Repeat every line below exactly, word for word.

━━━━━ Data supplied

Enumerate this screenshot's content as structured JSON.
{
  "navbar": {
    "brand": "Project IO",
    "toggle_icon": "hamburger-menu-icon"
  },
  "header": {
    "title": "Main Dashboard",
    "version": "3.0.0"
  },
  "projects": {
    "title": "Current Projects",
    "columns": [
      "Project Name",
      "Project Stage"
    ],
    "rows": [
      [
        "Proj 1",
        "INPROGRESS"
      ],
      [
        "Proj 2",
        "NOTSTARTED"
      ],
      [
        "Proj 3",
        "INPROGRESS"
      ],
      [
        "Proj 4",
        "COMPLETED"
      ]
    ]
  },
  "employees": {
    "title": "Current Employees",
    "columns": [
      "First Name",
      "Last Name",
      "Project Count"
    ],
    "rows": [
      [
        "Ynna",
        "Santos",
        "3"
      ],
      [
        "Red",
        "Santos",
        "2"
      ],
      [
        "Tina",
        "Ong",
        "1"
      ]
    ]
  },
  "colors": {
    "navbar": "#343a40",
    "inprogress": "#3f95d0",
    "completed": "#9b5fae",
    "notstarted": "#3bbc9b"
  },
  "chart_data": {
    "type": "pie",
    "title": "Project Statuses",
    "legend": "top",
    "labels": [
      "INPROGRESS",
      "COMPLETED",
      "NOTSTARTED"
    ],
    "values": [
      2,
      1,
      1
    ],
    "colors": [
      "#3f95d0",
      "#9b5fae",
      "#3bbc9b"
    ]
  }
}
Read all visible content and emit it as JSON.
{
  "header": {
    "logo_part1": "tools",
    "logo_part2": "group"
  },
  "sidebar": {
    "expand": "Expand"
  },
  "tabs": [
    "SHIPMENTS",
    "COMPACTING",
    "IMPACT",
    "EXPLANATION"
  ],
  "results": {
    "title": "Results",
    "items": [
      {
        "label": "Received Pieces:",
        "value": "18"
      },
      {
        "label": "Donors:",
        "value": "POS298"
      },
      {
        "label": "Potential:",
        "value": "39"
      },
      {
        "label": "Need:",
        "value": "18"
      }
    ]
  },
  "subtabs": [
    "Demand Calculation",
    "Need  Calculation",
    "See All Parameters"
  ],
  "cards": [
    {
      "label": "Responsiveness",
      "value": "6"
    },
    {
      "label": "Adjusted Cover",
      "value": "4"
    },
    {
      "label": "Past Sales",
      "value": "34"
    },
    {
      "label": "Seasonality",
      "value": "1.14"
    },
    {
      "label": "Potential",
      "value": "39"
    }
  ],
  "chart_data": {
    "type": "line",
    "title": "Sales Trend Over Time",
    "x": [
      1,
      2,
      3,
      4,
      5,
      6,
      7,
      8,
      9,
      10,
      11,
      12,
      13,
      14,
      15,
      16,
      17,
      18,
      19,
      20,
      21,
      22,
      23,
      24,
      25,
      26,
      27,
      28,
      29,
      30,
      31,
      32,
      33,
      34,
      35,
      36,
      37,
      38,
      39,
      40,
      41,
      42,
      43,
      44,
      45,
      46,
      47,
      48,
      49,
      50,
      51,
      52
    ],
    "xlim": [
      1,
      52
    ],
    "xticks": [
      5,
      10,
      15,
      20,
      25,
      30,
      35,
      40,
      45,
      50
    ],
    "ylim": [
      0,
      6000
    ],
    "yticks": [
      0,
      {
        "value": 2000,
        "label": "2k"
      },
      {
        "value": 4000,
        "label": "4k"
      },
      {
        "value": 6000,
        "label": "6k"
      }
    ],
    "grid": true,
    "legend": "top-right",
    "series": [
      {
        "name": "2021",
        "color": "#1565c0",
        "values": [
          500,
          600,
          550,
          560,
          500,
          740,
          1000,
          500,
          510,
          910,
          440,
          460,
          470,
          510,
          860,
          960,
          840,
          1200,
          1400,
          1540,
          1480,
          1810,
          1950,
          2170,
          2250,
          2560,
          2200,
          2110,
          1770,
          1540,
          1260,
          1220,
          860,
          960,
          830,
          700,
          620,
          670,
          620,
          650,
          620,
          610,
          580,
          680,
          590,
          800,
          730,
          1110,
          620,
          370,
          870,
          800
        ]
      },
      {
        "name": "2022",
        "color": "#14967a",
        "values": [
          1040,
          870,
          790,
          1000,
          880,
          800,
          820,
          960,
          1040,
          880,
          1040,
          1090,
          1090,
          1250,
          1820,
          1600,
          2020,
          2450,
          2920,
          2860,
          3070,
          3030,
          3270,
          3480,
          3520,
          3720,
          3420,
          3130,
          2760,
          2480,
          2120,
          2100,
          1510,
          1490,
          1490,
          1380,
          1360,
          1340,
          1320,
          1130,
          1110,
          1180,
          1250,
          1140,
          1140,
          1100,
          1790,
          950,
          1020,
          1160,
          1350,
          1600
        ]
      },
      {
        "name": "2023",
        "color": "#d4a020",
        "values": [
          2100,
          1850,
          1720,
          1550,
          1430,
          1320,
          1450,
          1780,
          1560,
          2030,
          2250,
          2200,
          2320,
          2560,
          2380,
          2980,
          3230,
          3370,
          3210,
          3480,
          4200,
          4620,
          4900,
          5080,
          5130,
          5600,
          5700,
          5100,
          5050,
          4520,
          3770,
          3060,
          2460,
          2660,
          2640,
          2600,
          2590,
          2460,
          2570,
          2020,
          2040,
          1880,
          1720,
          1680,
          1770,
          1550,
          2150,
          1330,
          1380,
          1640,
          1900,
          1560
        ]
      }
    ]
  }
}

━━━━━━━━━━

Result for this exercise:
Enumerate this screenshot's content as structured JSON.
{
  "navbar": {
    "brand": "Project IO",
    "toggle_icon": "hamburger-menu-icon"
  },
  "header": {
    "title": "Main Dashboard",
    "version": "3.0.0"
  },
  "projects": {
    "title": "Current Projects",
    "columns": [
      "Project Name",
      "Project Stage"
    ],
    "rows": [
      [
        "Proj 1",
        "INPROGRESS"
      ],
      [
        "Proj 2",
        "NOTSTARTED"
      ],
      [
        "Proj 3",
        "INPROGRESS"
      ],
      [
        "Proj 4",
        "COMPLETED"
      ]
    ]
  },
  "employees": {
    "title": "Current Employees",
    "columns": [
      "First Name",
      "Last Name",
      "Project Count"
    ],
    "rows": [
      [
        "Ynna",
        "Santos",
        "3"
      ],
      [
        "Red",
        "Santos",
        "2"
      ],
      [
        "Tina",
        "Ong",
        "1"
      ]
    ]
  },
  "colors": {
    "navbar": "#343a40",
    "inprogress": "#3f95d0",
    "completed": "#9b5fae",
    "notstarted": "#3bbc9b"
  },
  "chart_data": {
    "type": "pie",
    "title": "Project Statuses",
    "legend": "top",
    "labels": [
      "INPROGRESS",
      "COMPLETED",
      "NOTSTARTED"
    ],
    "values": [
      2,
      1,
      1
    ],
    "colors": [
      "#3f95d0",
      "#9b5fae",
      "#3bbc9b"
    ]
  }
}
Read all visible content and emit it as JSON.
{
  "header": {
    "logo_part1": "tools",
    "logo_part2": "group"
  },
  "sidebar": {
    "expand": "Expand"
  },
  "tabs": [
    "SHIPMENTS",
    "COMPACTING",
    "IMPACT",
    "EXPLANATION"
  ],
  "results": {
    "title": "Results",
    "items": [
      {
        "label": "Received Pieces:",
        "value": "18"
      },
      {
        "label": "Donors:",
        "value": "POS298"
      },
      {
        "label": "Potential:",
        "value": "39"
      },
      {
        "label": "Need:",
        "value": "18"
      }
    ]
  },
  "subtabs": [
    "Demand Calculation",
    "Need  Calculation",
    "See All Parameters"
  ],
  "cards": [
    {
      "label": "Responsiveness",
      "value": "6"
    },
    {
      "label": "Adjusted Cover",
      "value": "4"
    },
    {
      "label": "Past Sales",
      "value": "34"
    },
    {
      "label": "Seasonality",
      "value": "1.14"
    },
    {
      "label": "Potential",
      "value": "39"
    }
  ],
  "chart_data": {
    "type": "line",
    "title": "Sales Trend Over Time",
    "x": [
      1,
      2,
      3,
      4,
      5,
      6,
      7,
      8,
      9,
      10,
      11,
      12,
      13,
      14,
      15,
      16,
      17,
      18,
      19,
      20,
      21,
      22,
      23,
      24,
      25,
      26,
      27,
      28,
      29,
      30,
      31,
      32,
      33,
      34,
      35,
      36,
      37,
      38,
      39,
      40,
      41,
      42,
      43,
      44,
      45,
      46,
      47,
      48,
      49,
      50,
      51,
      52
    ],
    "xlim": [
      1,
      52
    ],
    "xticks": [
      5,
      10,
      15,
      20,
      25,
      30,
      35,
      40,
      45,
      50
    ],
    "ylim": [
      0,
      6000
    ],
    "yticks": [
      0,
      {
        "value": 2000,
        "label": "2k"
      },
      {
        "value": 4000,
        "label": "4k"
      },
      {
        "value": 6000,
        "label": "6k"
      }
    ],
    "grid": true,
    "legend": "top-right",
    "series": [
      {
        "name": "2021",
        "color": "#1565c0",
        "values": [
          500,
          600,
          550,
          560,
          500,
          740,
          1000,
          500,
          510,
          910,
          440,
          460,
          470,
          510,
          860,
          960,
          840,
          1200,
          1400,
          1540,
          1480,
          1810,
          1950,
          2170,
          2250,
          2560,
          2200,
          2110,
          1770,
          1540,
          1260,
          1220,
          860,
          960,
          830,
          700,
          620,
          670,
          620,
          650,
          620,
          610,
          580,
          680,
          590,
          800,
          730,
          1110,
          620,
          370,
          870,
          800
        ]
      },
      {
        "name": "2022",
        "color": "#14967a",
        "values": [
          1040,
          870,
          790,
          1000,
          880,
          800,
          820,
          960,
          1040,
          880,
          1040,
          1090,
          1090,
          1250,
          1820,
          1600,
          2020,
          2450,
          2920,
          2860,
          3070,
          3030,
          3270,
          3480,
          3520,
          3720,
          3420,
          3130,
          2760,
          2480,
          2120,
          2100,
          1510,
          1490,
          1490,
          1380,
          1360,
          1340,
          1320,
          1130,
          1110,
          1180,
          1250,
          1140,
          1140,
          1100,
          1790,
          950,
          1020,
          1160,
          1350,
          1600
        ]
      },
      {
        "name": "2023",
        "color": "#d4a020",
        "values": [
          2100,
          1850,
          1720,
          1550,
          1430,
          1320,
          1450,
          1780,
          1560,
          2030,
          2250,
          2200,
          2320,
          2560,
          2380,
          2980,
          3230,
          3370,
          3210,
          3480,
          4200,
          4620,
          4900,
          5080,
          5130,
          5600,
          5700,
          5100,
          5050,
          4520,
          3770,
          3060,
          2460,
          2660,
          2640,
          2600,
          2590,
          2460,
          2570,
          2020,
          2040,
          1880,
          1720,
          1680,
          1770,
          1550,
          2150,
          1330,
          1380,
          1640,
          1900,
          1560
        ]
      }
    ]
  }
}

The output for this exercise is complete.